>> Start
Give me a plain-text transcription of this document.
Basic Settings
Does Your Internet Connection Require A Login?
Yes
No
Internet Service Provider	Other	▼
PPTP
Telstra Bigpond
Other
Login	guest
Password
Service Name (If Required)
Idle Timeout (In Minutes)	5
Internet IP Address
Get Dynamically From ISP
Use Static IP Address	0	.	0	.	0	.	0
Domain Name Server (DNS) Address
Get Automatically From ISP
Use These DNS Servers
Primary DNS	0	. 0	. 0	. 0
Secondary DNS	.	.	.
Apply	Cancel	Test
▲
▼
>> End
**Description of the task**
Write the whole listing out again. Keep every line exactly as it is.

**Right answer**
Give me a plain-text transcription of this document.
Basic Settings
Does Your Internet Connection Require A Login?
Yes
No
Internet Service Provider	Other	▼
PPTP
Telstra Bigpond
Other
Login	guest
Password
Service Name (If Required)
Idle Timeout (In Minutes)	5
Internet IP Address
Get Dynamically From ISP
Use Static IP Address	0	.	0	.	0	.	0
Domain Name Server (DNS) Address
Get Automatically From ISP
Use These DNS Servers
Primary DNS	0	. 0	. 0	. 0
Secondary DNS	.	.	.
Apply	Cancel	Test
▲
▼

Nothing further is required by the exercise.